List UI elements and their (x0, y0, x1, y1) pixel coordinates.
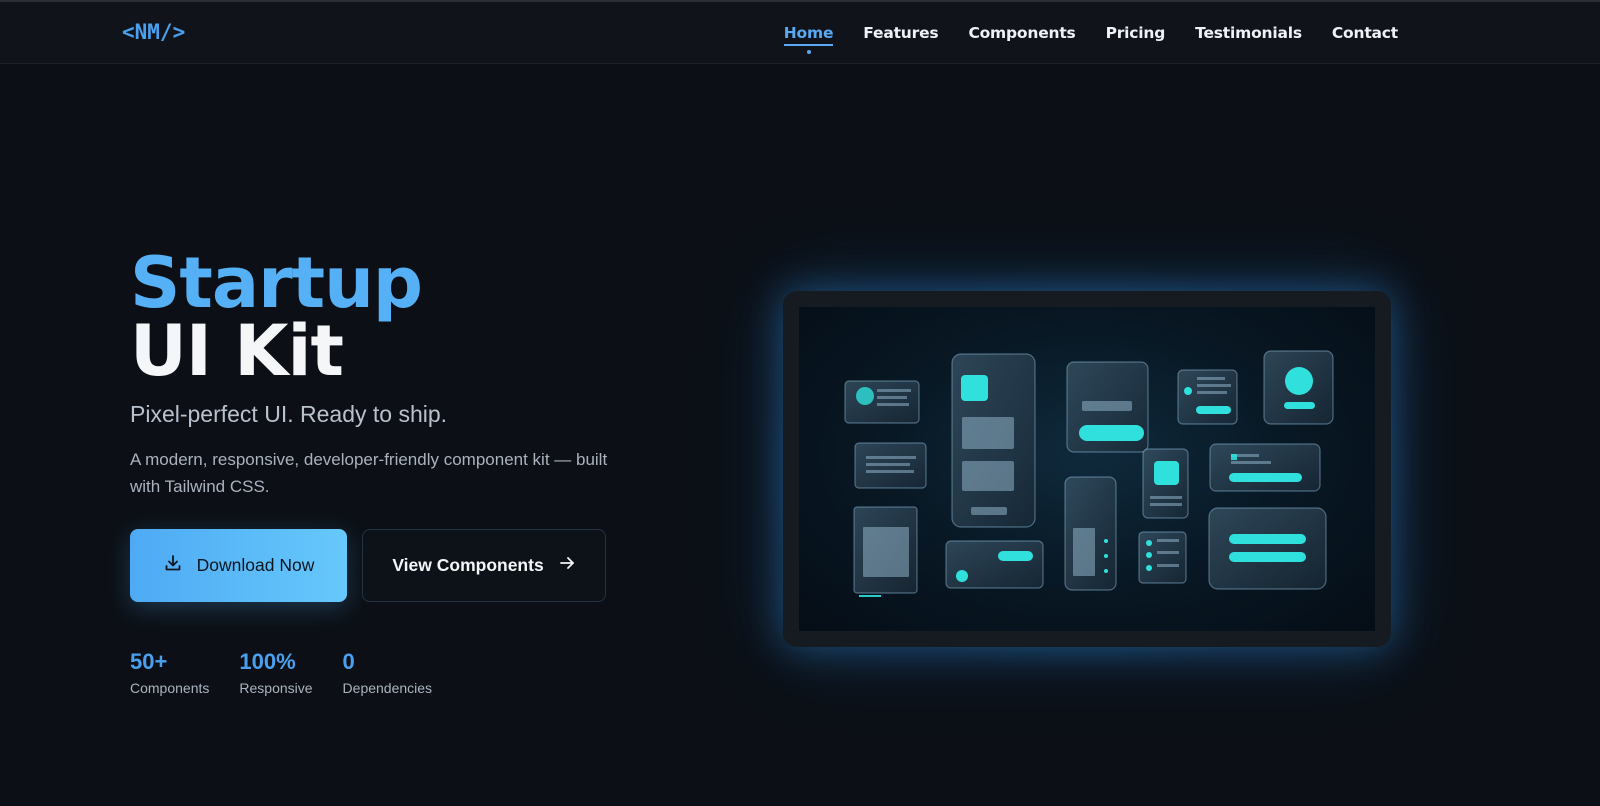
download-icon (163, 553, 183, 578)
stat-value: 50+ (130, 649, 168, 674)
hero-title-line1: Startup (130, 242, 423, 324)
stat-item: 100% Responsive (239, 648, 312, 696)
hero-description: A modern, responsive, developer-friendly… (130, 450, 608, 496)
stat-label: Dependencies (342, 680, 433, 696)
stat-value: 0 (342, 649, 355, 674)
nav-links: Home Features Components Pricing Testimo… (783, 24, 1398, 54)
hero-illustration (799, 307, 1375, 631)
view-components-button[interactable]: View Components (362, 529, 606, 602)
download-now-label: Download Now (196, 555, 315, 575)
view-components-label: View Components (392, 555, 544, 575)
hero-title-line2: UI Kit (130, 310, 344, 392)
stat-label: Responsive (239, 680, 313, 696)
nav-link-testimonials[interactable]: Testimonials (1195, 24, 1302, 42)
nav-link-features[interactable]: Features (863, 24, 938, 42)
stat-item: 0 Dependencies (343, 648, 433, 696)
arrow-right-icon (558, 554, 576, 577)
navbar: <NM/> Home Features Components Pricing T… (0, 2, 1600, 64)
nav-link-pricing[interactable]: Pricing (1106, 24, 1166, 42)
nav-link-components[interactable]: Components (968, 24, 1075, 42)
stat-value: 100% (239, 649, 296, 674)
logo[interactable]: <NM/> (122, 20, 185, 44)
nav-link-contact[interactable]: Contact (1332, 24, 1398, 42)
hero-subtitle: Pixel-perfect UI. Ready to ship. (130, 401, 448, 427)
download-now-button[interactable]: Download Now (130, 529, 347, 602)
stat-item: 50+ Components (130, 648, 209, 696)
ui-cards-illustration (844, 350, 1334, 597)
stat-label: Components (130, 680, 210, 696)
hero-stats: 50+ Components 100% Responsive 0 Depende… (130, 648, 432, 696)
nav-link-home[interactable]: Home (783, 24, 834, 54)
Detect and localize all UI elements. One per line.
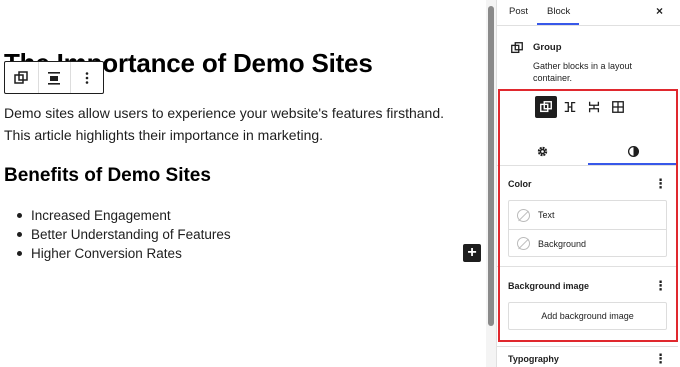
plus-icon: +	[467, 244, 477, 261]
block-card-title: Group	[533, 42, 562, 53]
tab-block[interactable]: Block	[547, 6, 570, 17]
list-item[interactable]: Increased Engagement	[17, 206, 231, 225]
align-button[interactable]	[37, 62, 71, 93]
more-options-icon	[85, 71, 89, 84]
block-type-button[interactable]	[5, 62, 38, 93]
list-item[interactable]: Higher Conversion Rates	[17, 244, 231, 263]
close-icon[interactable]: ×	[656, 4, 663, 18]
section-divider	[497, 346, 678, 347]
list-item[interactable]: Better Understanding of Features	[17, 225, 231, 244]
typography-options-button[interactable]: ⋮	[654, 352, 667, 365]
group-icon	[14, 70, 29, 84]
paragraph-block[interactable]: Demo sites allow users to experience you…	[4, 102, 474, 146]
block-toolbar	[4, 61, 104, 94]
align-icon	[48, 71, 61, 85]
block-card-description: Gather blocks in a layout container.	[533, 61, 633, 83]
add-block-button[interactable]: +	[463, 244, 481, 262]
scrollbar-thumb[interactable]	[488, 6, 494, 326]
list-block[interactable]: Increased Engagement Better Understandin…	[17, 206, 231, 263]
sidebar-tabs: Post Block ×	[497, 0, 680, 26]
tab-post[interactable]: Post	[509, 6, 528, 17]
more-options-button[interactable]	[70, 62, 103, 93]
typography-section-title: Typography	[508, 354, 559, 364]
heading-block[interactable]: Benefits of Demo Sites	[4, 165, 211, 187]
group-icon	[511, 42, 523, 54]
active-tab-indicator	[537, 23, 579, 25]
editor-canvas: The Importance of Demo Sites Demo sites …	[0, 0, 486, 367]
highlight-annotation	[498, 89, 678, 342]
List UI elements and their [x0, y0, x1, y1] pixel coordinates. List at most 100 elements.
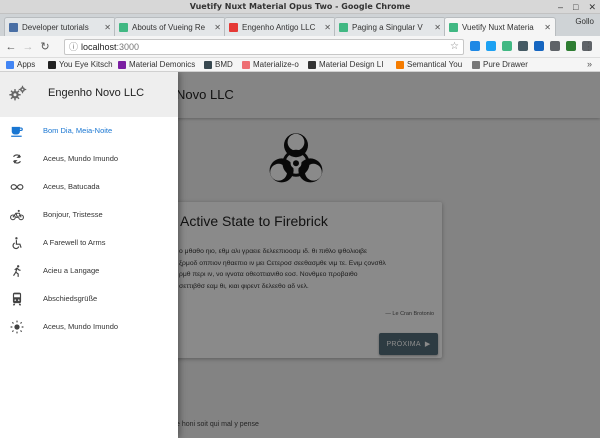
- drawer-item-label: Bom Dia, Meia-Noite: [43, 126, 113, 135]
- bookmark-icon: [472, 60, 480, 69]
- forward-arrow-icon[interactable]: →: [21, 40, 35, 54]
- bookmark-icon: [204, 60, 212, 69]
- apps-grid-icon: [6, 60, 14, 69]
- bookmark-label: Material Demonics: [129, 60, 196, 69]
- extension-icons: [470, 41, 592, 51]
- bookmarks-overflow-icon[interactable]: »: [587, 59, 592, 69]
- bookmark-label: Material Design LI: [319, 60, 384, 69]
- bookmark-item[interactable]: Semantical You: [396, 60, 462, 69]
- bookmark-label: Semantical You: [407, 60, 463, 69]
- navigation-drawer: Engenho Novo LLC Bom Dia, Meia-Noite Ace…: [0, 72, 178, 438]
- tab-favicon: [449, 22, 458, 32]
- tab-label: Paging a Singular V: [352, 22, 423, 32]
- extension-icon[interactable]: [470, 41, 480, 51]
- browser-tab[interactable]: Developer tutorials ✕: [4, 17, 116, 36]
- subway-icon: [12, 292, 22, 306]
- tab-label: Developer tutorials: [22, 22, 89, 32]
- tab-favicon: [119, 22, 128, 32]
- address-host: localhost: [81, 42, 117, 52]
- browser-toolbar: ← → ↻ ⓘ localhost:3000 ☆ ⋮: [0, 36, 600, 58]
- drawer-item-label: Aceus, Mundo Imundo: [43, 154, 119, 163]
- address-bar[interactable]: ⓘ localhost:3000 ☆: [64, 39, 464, 55]
- bookmarks-bar: Apps You Eye Kitsch Material Demonics BM…: [0, 58, 600, 72]
- browser-tab-active[interactable]: Vuetify Nuxt Materia ✕: [444, 17, 556, 36]
- tab-label: Vuetify Nuxt Materia: [462, 22, 534, 32]
- bookmark-label: BMD: [215, 60, 233, 69]
- accessible-icon: [12, 237, 22, 250]
- bookmark-label: Pure Drawer: [483, 60, 528, 69]
- browser-tab[interactable]: Engenho Antigo LLC ✕: [224, 17, 336, 36]
- window-controls: – □ ✕: [558, 2, 596, 13]
- bookmark-star-icon[interactable]: ☆: [450, 40, 459, 54]
- back-arrow-icon[interactable]: ←: [4, 40, 18, 54]
- tab-label: Abouts of Vueing Re: [132, 22, 206, 32]
- info-icon[interactable]: ⓘ: [69, 40, 78, 54]
- tab-close-icon[interactable]: ✕: [434, 23, 441, 32]
- profile-button[interactable]: Gollo: [575, 17, 594, 26]
- address-port: :3000: [116, 42, 140, 52]
- drawer-item-bonjour[interactable]: Bonjour, Tristesse: [0, 202, 178, 228]
- drawer-item-label: Aceus, Mundo Imundo: [43, 322, 119, 331]
- bookmark-icon: [118, 60, 126, 69]
- vue-devtools-icon[interactable]: [502, 41, 512, 51]
- bookmark-item[interactable]: Material Design LI: [308, 60, 383, 69]
- tab-close-icon[interactable]: ✕: [324, 23, 331, 32]
- app-page: Novo LLC Active State to Firebrick ο μθα…: [0, 72, 600, 438]
- drawer-item-label: A Farewell to Arms: [43, 238, 106, 247]
- tab-favicon: [229, 22, 238, 32]
- reload-icon[interactable]: ↻: [38, 40, 52, 54]
- drawer-item-bom-dia[interactable]: Bom Dia, Meia-Noite: [0, 118, 178, 144]
- browser-tab[interactable]: Paging a Singular V ✕: [334, 17, 446, 36]
- more-menu-icon[interactable]: ⋮: [583, 40, 594, 53]
- drawer-item-label: Aceus, Batucada: [43, 182, 100, 191]
- extension-icon[interactable]: [566, 41, 576, 51]
- bookmark-item[interactable]: Pure Drawer: [472, 60, 528, 69]
- tab-close-icon[interactable]: ✕: [214, 23, 221, 32]
- bookmark-icon: [308, 60, 316, 69]
- minimize-button[interactable]: –: [558, 2, 563, 13]
- bicycle-icon: [10, 209, 24, 221]
- bookmark-item[interactable]: BMD: [204, 60, 233, 69]
- bookmark-item[interactable]: Apps: [6, 60, 35, 69]
- drawer-item-label: Bonjour, Tristesse: [43, 210, 103, 219]
- running-icon: [13, 265, 21, 277]
- drawer-header: Engenho Novo LLC: [0, 72, 178, 117]
- extension-icon[interactable]: [518, 41, 528, 51]
- tab-label: Engenho Antigo LLC: [242, 22, 316, 32]
- extension-icon[interactable]: [534, 41, 544, 51]
- bookmark-icon: [48, 60, 56, 69]
- tab-close-icon[interactable]: ✕: [104, 23, 111, 32]
- drawer-item-mundo-imundo-2[interactable]: Aceus, Mundo Imundo: [0, 314, 178, 340]
- extension-icon[interactable]: [550, 41, 560, 51]
- tab-bar: Developer tutorials ✕ Abouts of Vueing R…: [0, 14, 600, 36]
- coffee-cup-icon: [11, 126, 23, 137]
- tab-favicon: [339, 22, 348, 32]
- maximize-button[interactable]: □: [573, 2, 578, 13]
- bookmark-item[interactable]: You Eye Kitsch: [48, 60, 113, 69]
- bookmark-item[interactable]: Materialize-o: [242, 60, 299, 69]
- drawer-item-batucada[interactable]: Aceus, Batucada: [0, 174, 178, 200]
- drawer-title: Engenho Novo LLC: [48, 87, 145, 99]
- sun-icon: [10, 320, 24, 334]
- window-titlebar: Vuetify Nuxt Material Opus Two - Google …: [0, 0, 600, 14]
- close-window-button[interactable]: ✕: [588, 2, 596, 13]
- extension-icon[interactable]: [486, 41, 496, 51]
- refresh-icon: [12, 154, 22, 164]
- gears-icon[interactable]: [9, 85, 27, 103]
- window-title: Vuetify Nuxt Material Opus Two - Google …: [189, 2, 411, 11]
- tab-close-icon[interactable]: ✕: [544, 23, 551, 32]
- bookmark-label: Apps: [17, 60, 36, 69]
- bookmark-item[interactable]: Material Demonics: [118, 60, 195, 69]
- bookmark-label: You Eye Kitsch: [59, 60, 113, 69]
- bookmark-icon: [242, 60, 250, 69]
- drawer-item-farewell[interactable]: A Farewell to Arms: [0, 230, 178, 256]
- bookmark-label: Materialize-o: [253, 60, 299, 69]
- bookmark-icon: [396, 60, 404, 69]
- browser-tab[interactable]: Abouts of Vueing Re ✕: [114, 17, 226, 36]
- drawer-item-abschiedsgruesse[interactable]: Abschiedsgrüße: [0, 286, 178, 312]
- drawer-item-label: Acieu a Langage: [43, 266, 100, 275]
- drawer-item-mundo-imundo[interactable]: Aceus, Mundo Imundo: [0, 146, 178, 172]
- tab-favicon: [9, 22, 18, 32]
- drawer-item-label: Abschiedsgrüße: [43, 294, 98, 303]
- drawer-item-langage[interactable]: Acieu a Langage: [0, 258, 178, 284]
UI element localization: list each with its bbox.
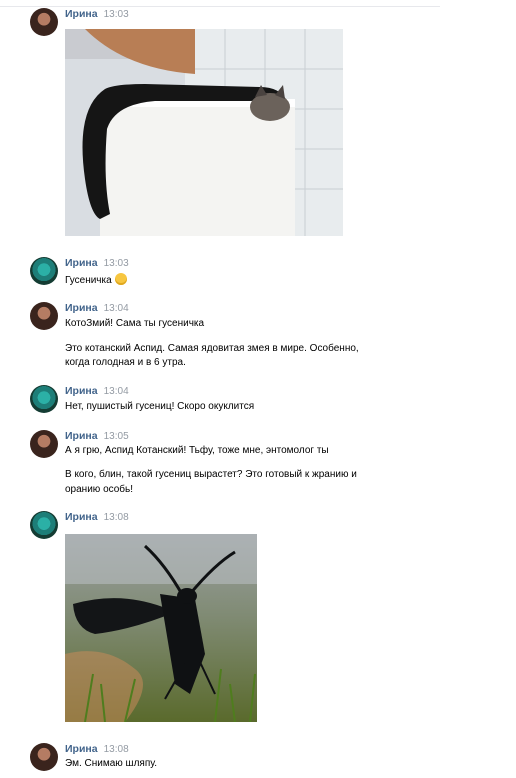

════════

Given exercise:
Copy out the lines from the one containing "- drawer-item-label: Bom" through the one containing "- browser-tab-active[interactable]: Vuetify", inclusive, reproducing each exactly.

Full output:
- drawer-item-label: Bom Dia, Meia-Noite: [43, 126, 113, 135]
- bookmark-icon: [472, 60, 480, 69]
- forward-arrow-icon[interactable]: →: [21, 40, 35, 54]
- bookmark-icon: [204, 60, 212, 69]
- apps-grid-icon: [6, 60, 14, 69]
- bookmark-label: Material Demonics: [129, 60, 196, 69]
- extension-icons: [470, 41, 592, 51]
- bookmarks-overflow-icon[interactable]: »: [587, 59, 592, 69]
- bookmark-label: Material Design LI: [319, 60, 384, 69]
- bookmark-item[interactable]: Semantical You: [396, 60, 462, 69]
- bookmark-label: Semantical You: [407, 60, 463, 69]
- navigation-drawer: Engenho Novo LLC Bom Dia, Meia-Noite Ace…: [0, 72, 178, 438]
- tab-favicon: [449, 22, 458, 32]
- tab-label: Paging a Singular V: [352, 22, 423, 32]
- extension-icon[interactable]: [470, 41, 480, 51]
- browser-tab[interactable]: Developer tutorials ✕: [4, 17, 116, 36]
- subway-icon: [12, 292, 22, 306]
- tab-label: Developer tutorials: [22, 22, 89, 32]
- tab-favicon: [119, 22, 128, 32]
- address-host: localhost: [81, 42, 117, 52]
- browser-toolbar: ← → ↻ ⓘ localhost:3000 ☆ ⋮: [0, 36, 600, 58]
- drawer-item-label: Aceus, Mundo Imundo: [43, 154, 119, 163]
- address-bar[interactable]: ⓘ localhost:3000 ☆: [64, 39, 464, 55]
- bookmarks-bar: Apps You Eye Kitsch Material Demonics BM…: [0, 58, 600, 72]
- browser-tab-active[interactable]: Vuetify Nuxt Materia ✕: [444, 17, 556, 36]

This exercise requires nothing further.